━━━ RECORDS FOR THE EXERCISE

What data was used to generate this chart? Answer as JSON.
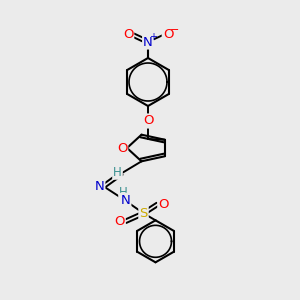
{
  "background_color": "#ebebeb",
  "bond_color": "#000000",
  "atom_colors": {
    "O": "#ff0000",
    "N": "#0000cd",
    "S": "#ccaa00",
    "H": "#3a9090"
  },
  "figsize": [
    3.0,
    3.0
  ],
  "dpi": 100
}
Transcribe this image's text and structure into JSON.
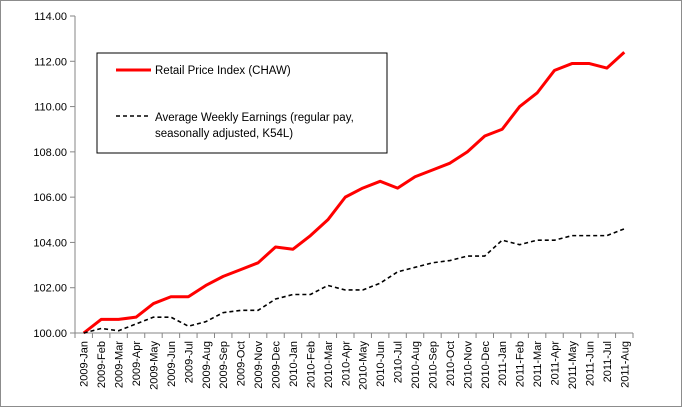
{
  "chart_data": {
    "type": "line",
    "title": "",
    "xlabel": "",
    "ylabel": "",
    "ylim": [
      100,
      114
    ],
    "y_ticks": [
      "100.00",
      "102.00",
      "104.00",
      "106.00",
      "108.00",
      "110.00",
      "112.00",
      "114.00"
    ],
    "grid": false,
    "legend_position": "top-left",
    "categories": [
      "2009-Jan",
      "2009-Feb",
      "2009-Mar",
      "2009-Apr",
      "2009-May",
      "2009-Jun",
      "2009-Jul",
      "2009-Aug",
      "2009-Sep",
      "2009-Oct",
      "2009-Nov",
      "2009-Dec",
      "2010-Jan",
      "2010-Feb",
      "2010-Mar",
      "2010-Apr",
      "2010-May",
      "2010-Jun",
      "2010-Jul",
      "2010-Aug",
      "2010-Sep",
      "2010-Oct",
      "2010-Nov",
      "2010-Dec",
      "2011-Jan",
      "2011-Feb",
      "2011-Mar",
      "2011-Apr",
      "2011-May",
      "2011-Jun",
      "2011-Jul",
      "2011-Aug"
    ],
    "series": [
      {
        "name": "Retail Price Index (CHAW)",
        "color": "#ff0000",
        "style": "solid",
        "values": [
          100.0,
          100.6,
          100.6,
          100.7,
          101.3,
          101.6,
          101.6,
          102.1,
          102.5,
          102.8,
          103.1,
          103.8,
          103.7,
          104.3,
          105.0,
          106.0,
          106.4,
          106.7,
          106.4,
          106.9,
          107.2,
          107.5,
          108.0,
          108.7,
          109.0,
          110.0,
          110.6,
          111.6,
          111.9,
          111.9,
          111.7,
          112.4
        ]
      },
      {
        "name": "Average Weekly Earnings (regular pay, seasonally adjusted, K54L)",
        "name_lines": [
          "Average Weekly Earnings (regular pay,",
          "seasonally adjusted, K54L)"
        ],
        "color": "#000000",
        "style": "dashed",
        "values": [
          100.0,
          100.2,
          100.1,
          100.4,
          100.7,
          100.7,
          100.3,
          100.5,
          100.9,
          101.0,
          101.0,
          101.5,
          101.7,
          101.7,
          102.1,
          101.9,
          101.9,
          102.2,
          102.7,
          102.9,
          103.1,
          103.2,
          103.4,
          103.4,
          104.1,
          103.9,
          104.1,
          104.1,
          104.3,
          104.3,
          104.3,
          104.6
        ]
      }
    ]
  }
}
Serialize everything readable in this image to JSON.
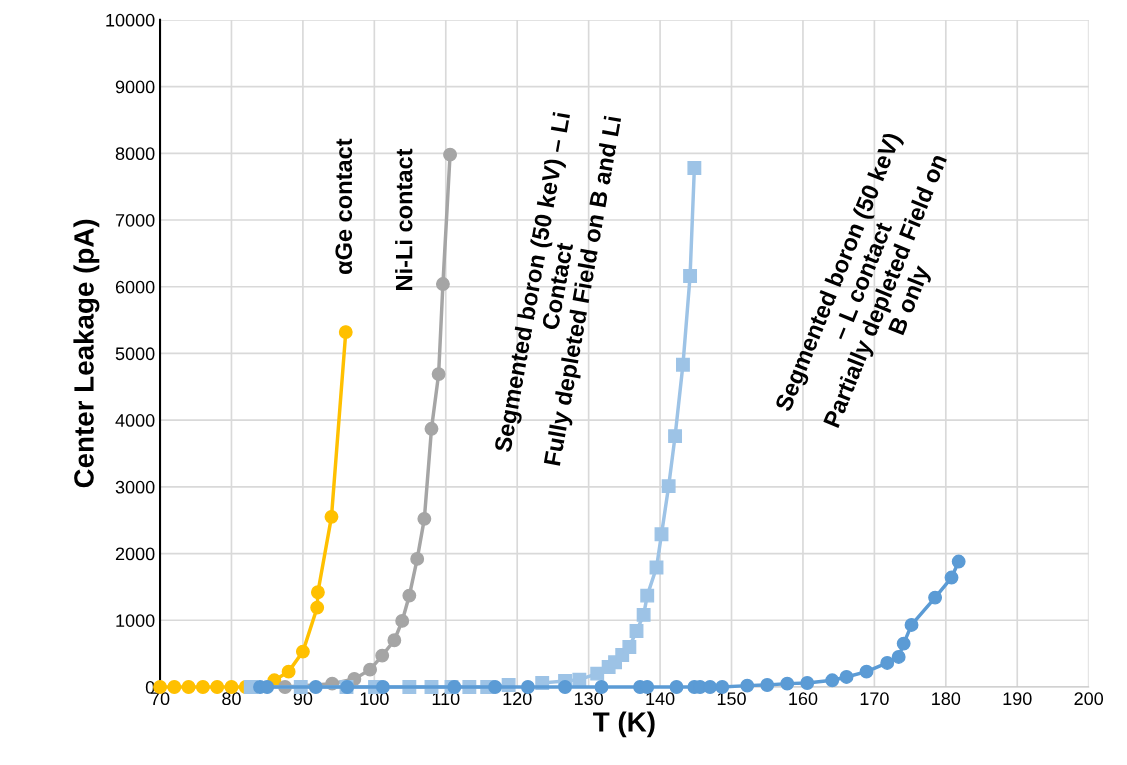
{
  "chart_data": {
    "type": "line",
    "xlabel": "T (K)",
    "ylabel": "Center Leakage (pA)",
    "xlim": [
      70,
      200
    ],
    "xticks": [
      70,
      80,
      90,
      100,
      110,
      120,
      130,
      140,
      150,
      160,
      170,
      180,
      190,
      200
    ],
    "ylim": [
      0,
      10000
    ],
    "yticks": [
      0,
      1000,
      2000,
      3000,
      4000,
      5000,
      6000,
      7000,
      8000,
      9000,
      10000
    ],
    "grid": true,
    "legend": false,
    "series": [
      {
        "color": "#ffc000",
        "marker": "circle",
        "x": [
          70,
          72,
          74,
          76,
          78,
          80,
          82,
          84.2,
          86,
          88,
          90,
          92,
          92.1,
          94,
          96
        ],
        "values": [
          0,
          0,
          0,
          0,
          0,
          0,
          0,
          null,
          100,
          230,
          530,
          1190,
          1420,
          2550,
          5320
        ]
      },
      {
        "color": "#a5a5a5",
        "marker": "circle",
        "x": [
          87.5,
          94.1,
          97.2,
          99.4,
          101.1,
          102.8,
          103.9,
          104.9,
          106,
          107,
          108,
          109,
          109.6,
          110.6
        ],
        "values": [
          0,
          50,
          120,
          260,
          470,
          700,
          990,
          1370,
          1920,
          2520,
          3870,
          4690,
          6040,
          7980
        ]
      },
      {
        "color": "#9dc3e6",
        "marker": "square",
        "x": [
          82.7,
          89.7,
          96.1,
          100.1,
          104.9,
          108,
          110.8,
          113.3,
          115.8,
          118.8,
          120.8,
          123.5,
          126.7,
          128.7,
          131.2,
          132.8,
          133.7,
          134.7,
          135.7,
          136.7,
          137.7,
          138.2,
          139.5,
          140.2,
          141.2,
          142.1,
          143.2,
          144.2,
          144.8
        ],
        "values": [
          0,
          0,
          0,
          0,
          0,
          0,
          0,
          0,
          0,
          30,
          null,
          60,
          90,
          110,
          200,
          300,
          370,
          480,
          600,
          840,
          1080,
          1370,
          1790,
          2290,
          3010,
          3760,
          4830,
          6160,
          7780
        ]
      },
      {
        "color": "#5b9bd5",
        "marker": "circle",
        "x": [
          84,
          85,
          91.8,
          96.2,
          101.2,
          111.2,
          116.9,
          121.5,
          126.7,
          131.8,
          137.2,
          138.2,
          142.3,
          144.8,
          145.6,
          147,
          148.7,
          152.2,
          155,
          157.8,
          160.6,
          164.1,
          166.1,
          168.9,
          171.8,
          173.4,
          174.1,
          175.2,
          178.5,
          180.8,
          181.8
        ],
        "values": [
          0,
          0,
          0,
          0,
          0,
          0,
          0,
          0,
          0,
          0,
          0,
          0,
          0,
          0,
          0,
          0,
          0,
          20,
          30,
          50,
          60,
          100,
          150,
          230,
          360,
          450,
          650,
          930,
          1340,
          1640,
          1880
        ]
      }
    ],
    "annotations": [
      "αGe contact",
      "Ni-Li contact",
      "Segmented boron (50 keV) – Li\nContact\nFully depleted Field on B and Li",
      "Segmented boron (50 keV)\n– L contact\nPartially depleted Field on\nB only"
    ]
  }
}
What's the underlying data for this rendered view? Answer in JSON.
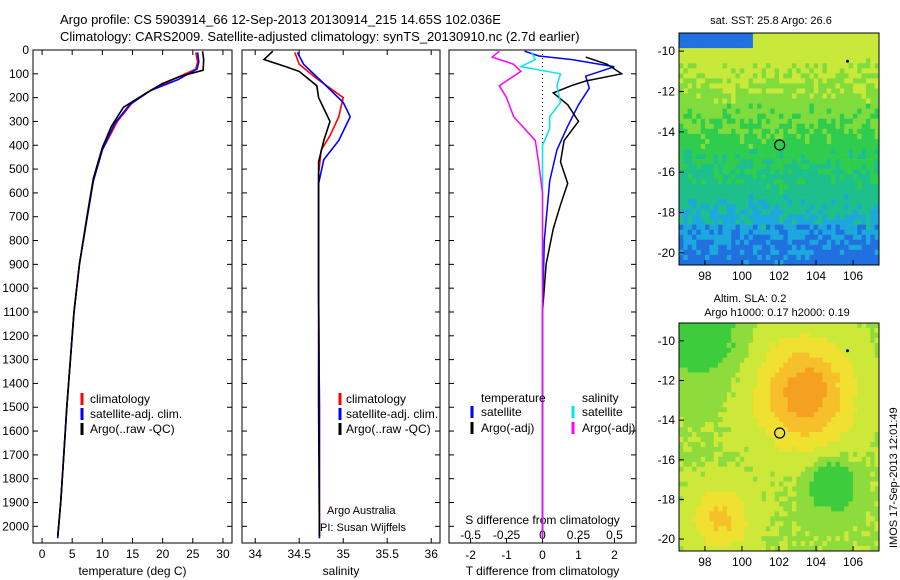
{
  "header": {
    "line1": "Argo profile: CS 5903914_66 12-Sep-2013 20130914_215 14.65S 102.036E",
    "line2": "Climatology: CARS2009. Satellite-adjusted climatology: synTS_20130910.nc (2.7d earlier)"
  },
  "colors": {
    "climatology": "#ff0000",
    "satellite_adj": "#0000ff",
    "argo": "#000000",
    "satellite_s": "#00e5ee",
    "argo_adj_s": "#ff00ff"
  },
  "chart_data": [
    {
      "type": "line",
      "panel": "temperature",
      "xlabel": "temperature (deg C)",
      "ylabel": "",
      "xlim": [
        -1.5,
        31.5
      ],
      "ylim": [
        2070,
        0
      ],
      "xticks": [
        0,
        5,
        10,
        15,
        20,
        25,
        30
      ],
      "yticks": [
        0,
        100,
        200,
        300,
        400,
        500,
        600,
        700,
        800,
        900,
        1000,
        1100,
        1200,
        1300,
        1400,
        1500,
        1600,
        1700,
        1800,
        1900,
        2000
      ],
      "legend": [
        "climatology",
        "satellite-adj. clim.",
        "Argo(..raw -QC)"
      ],
      "series": [
        {
          "name": "climatology",
          "color": "#ff0000",
          "points": [
            [
              25.5,
              10
            ],
            [
              25.8,
              50
            ],
            [
              25.5,
              80
            ],
            [
              22,
              120
            ],
            [
              18,
              170
            ],
            [
              15,
              220
            ],
            [
              12.5,
              300
            ],
            [
              10,
              420
            ],
            [
              8.5,
              550
            ],
            [
              7.5,
              700
            ],
            [
              6.2,
              900
            ],
            [
              5.3,
              1100
            ],
            [
              4.7,
              1300
            ],
            [
              4.1,
              1500
            ],
            [
              3.6,
              1700
            ],
            [
              3.1,
              1900
            ],
            [
              2.6,
              2050
            ]
          ]
        },
        {
          "name": "satellite-adj. clim.",
          "color": "#0000ff",
          "points": [
            [
              25.8,
              10
            ],
            [
              26,
              50
            ],
            [
              25.7,
              80
            ],
            [
              22.5,
              125
            ],
            [
              18,
              170
            ],
            [
              14.5,
              230
            ],
            [
              12,
              310
            ],
            [
              10,
              420
            ],
            [
              8.5,
              550
            ],
            [
              7.5,
              700
            ],
            [
              6.2,
              900
            ],
            [
              5.3,
              1100
            ],
            [
              4.7,
              1300
            ],
            [
              4.1,
              1500
            ],
            [
              3.6,
              1700
            ],
            [
              3.1,
              1900
            ],
            [
              2.6,
              2050
            ]
          ]
        },
        {
          "name": "Argo(..raw -QC)",
          "color": "#000000",
          "points": [
            [
              26.6,
              5
            ],
            [
              26.8,
              40
            ],
            [
              26.7,
              85
            ],
            [
              23,
              110
            ],
            [
              20,
              140
            ],
            [
              17,
              185
            ],
            [
              13.5,
              240
            ],
            [
              11.5,
              320
            ],
            [
              10,
              410
            ],
            [
              8.5,
              540
            ],
            [
              7.5,
              690
            ],
            [
              6.2,
              900
            ],
            [
              5.3,
              1100
            ],
            [
              4.7,
              1300
            ],
            [
              4.1,
              1500
            ],
            [
              3.6,
              1700
            ],
            [
              3.1,
              1900
            ],
            [
              2.6,
              2040
            ]
          ]
        }
      ]
    },
    {
      "type": "line",
      "panel": "salinity",
      "xlabel": "salinity",
      "ylabel": "",
      "xlim": [
        33.85,
        36.1
      ],
      "ylim": [
        2070,
        0
      ],
      "xticks": [
        34,
        34.5,
        35,
        35.5,
        36
      ],
      "legend": [
        "climatology",
        "satellite-adj. clim.",
        "Argo(..raw -QC)"
      ],
      "annotations": [
        "Argo Australia",
        "PI: Susan Wijffels"
      ],
      "series": [
        {
          "name": "climatology",
          "color": "#ff0000",
          "points": [
            [
              34.45,
              10
            ],
            [
              34.5,
              60
            ],
            [
              34.7,
              120
            ],
            [
              35.0,
              200
            ],
            [
              34.95,
              280
            ],
            [
              34.85,
              360
            ],
            [
              34.75,
              420
            ],
            [
              34.72,
              520
            ],
            [
              34.72,
              700
            ],
            [
              34.72,
              1000
            ],
            [
              34.73,
              1500
            ],
            [
              34.73,
              2050
            ]
          ]
        },
        {
          "name": "satellite-adj. clim.",
          "color": "#0000ff",
          "points": [
            [
              34.48,
              10
            ],
            [
              34.55,
              60
            ],
            [
              34.75,
              130
            ],
            [
              35.0,
              220
            ],
            [
              35.08,
              280
            ],
            [
              34.95,
              380
            ],
            [
              34.78,
              460
            ],
            [
              34.72,
              560
            ],
            [
              34.72,
              750
            ],
            [
              34.72,
              1000
            ],
            [
              34.73,
              1500
            ],
            [
              34.73,
              2050
            ]
          ]
        },
        {
          "name": "Argo(..raw -QC)",
          "color": "#000000",
          "points": [
            [
              34.2,
              5
            ],
            [
              34.1,
              40
            ],
            [
              34.35,
              70
            ],
            [
              34.5,
              90
            ],
            [
              34.7,
              150
            ],
            [
              34.72,
              200
            ],
            [
              34.85,
              300
            ],
            [
              34.78,
              380
            ],
            [
              34.72,
              470
            ],
            [
              34.72,
              600
            ],
            [
              34.72,
              800
            ],
            [
              34.72,
              1100
            ],
            [
              34.72,
              1500
            ],
            [
              34.73,
              2040
            ]
          ]
        }
      ]
    },
    {
      "type": "line",
      "panel": "difference",
      "xlabel": "T difference from climatology",
      "xlabel_top": "S difference from climatology",
      "xlim": [
        -2.6,
        2.6
      ],
      "ylim": [
        2070,
        0
      ],
      "xticks_T": [
        -2,
        -1,
        0,
        1,
        2
      ],
      "xticks_S": [
        "-0.5",
        "-0.25",
        "0",
        "0.25",
        "0.5"
      ],
      "legend_temperature_title": "temperature",
      "legend_temperature": [
        "satellite",
        "Argo(-adj)"
      ],
      "legend_salinity_title": "salinity",
      "legend_salinity": [
        "satellite",
        "Argo(-adj)"
      ],
      "series": [
        {
          "name": "temperature satellite",
          "color": "#0000ff",
          "points": [
            [
              -0.5,
              5
            ],
            [
              -0.1,
              25
            ],
            [
              0.8,
              40
            ],
            [
              2.0,
              70
            ],
            [
              1.2,
              110
            ],
            [
              1.3,
              160
            ],
            [
              1.0,
              230
            ],
            [
              0.7,
              320
            ],
            [
              0.4,
              420
            ],
            [
              0.2,
              550
            ],
            [
              0.05,
              800
            ],
            [
              0,
              1100
            ],
            [
              0,
              1500
            ],
            [
              0,
              2050
            ]
          ]
        },
        {
          "name": "temperature Argo(-adj)",
          "color": "#000000",
          "points": [
            [
              1.2,
              30
            ],
            [
              1.8,
              60
            ],
            [
              2.2,
              100
            ],
            [
              1.2,
              130
            ],
            [
              0.8,
              150
            ],
            [
              0.3,
              180
            ],
            [
              0.7,
              230
            ],
            [
              1.0,
              300
            ],
            [
              0.6,
              380
            ],
            [
              0.5,
              470
            ],
            [
              0.7,
              560
            ],
            [
              0.5,
              650
            ],
            [
              0.3,
              750
            ],
            [
              0.1,
              900
            ],
            [
              0,
              1100
            ],
            [
              0,
              1500
            ],
            [
              0,
              2040
            ]
          ]
        },
        {
          "name": "salinity satellite",
          "color": "#00e5ee",
          "points": [
            [
              -0.3,
              10
            ],
            [
              -0.2,
              40
            ],
            [
              -0.6,
              70
            ],
            [
              0.5,
              100
            ],
            [
              0.4,
              150
            ],
            [
              0.5,
              220
            ],
            [
              0.2,
              280
            ],
            [
              0.2,
              330
            ],
            [
              0,
              400
            ],
            [
              0,
              600
            ],
            [
              0,
              900
            ],
            [
              0,
              1200
            ],
            [
              0,
              2050
            ]
          ]
        },
        {
          "name": "salinity Argo(-adj)",
          "color": "#ff00ff",
          "points": [
            [
              -1.2,
              5
            ],
            [
              -1.4,
              30
            ],
            [
              -0.8,
              60
            ],
            [
              -0.6,
              90
            ],
            [
              -1.2,
              150
            ],
            [
              -1.0,
              200
            ],
            [
              -0.8,
              280
            ],
            [
              -0.2,
              380
            ],
            [
              -0.1,
              480
            ],
            [
              0,
              600
            ],
            [
              0,
              900
            ],
            [
              0,
              1200
            ],
            [
              0,
              2050
            ]
          ]
        }
      ]
    },
    {
      "type": "heatmap",
      "panel": "sst_map",
      "title": "sat. SST: 25.8 Argo: 26.6",
      "xlim": [
        96.6,
        107.4
      ],
      "ylim": [
        -20.6,
        -9.1
      ],
      "xticks": [
        98,
        100,
        102,
        104,
        106
      ],
      "yticks": [
        -10,
        -12,
        -14,
        -16,
        -18,
        -20
      ],
      "marker": {
        "lon": 102.036,
        "lat": -14.65
      }
    },
    {
      "type": "heatmap",
      "panel": "sla_map",
      "title": "Altim. SLA: 0.2",
      "subtitle": "Argo h1000: 0.17 h2000: 0.19",
      "xlim": [
        96.6,
        107.4
      ],
      "ylim": [
        -20.6,
        -9.1
      ],
      "xticks": [
        98,
        100,
        102,
        104,
        106
      ],
      "yticks": [
        -10,
        -12,
        -14,
        -16,
        -18,
        -20
      ],
      "marker": {
        "lon": 102.036,
        "lat": -14.65
      }
    }
  ],
  "footer": {
    "vertical_note": "IMOS 17-Sep-2013 12:01:49"
  }
}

━━━━━━

[THE REQUEST]:
Every line in the data above that contains "adjusted" needs to be copied.

[EXPECTED OUTPUT]:
        "name": "Average Weekly Earnings (regular pay, seasonally adjusted, K54L)",
          "seasonally adjusted, K54L)"
    "line2": "Climatology: CARS2009. Satellite-adjusted climatology: synTS_20130910.nc (2.7d earlier)"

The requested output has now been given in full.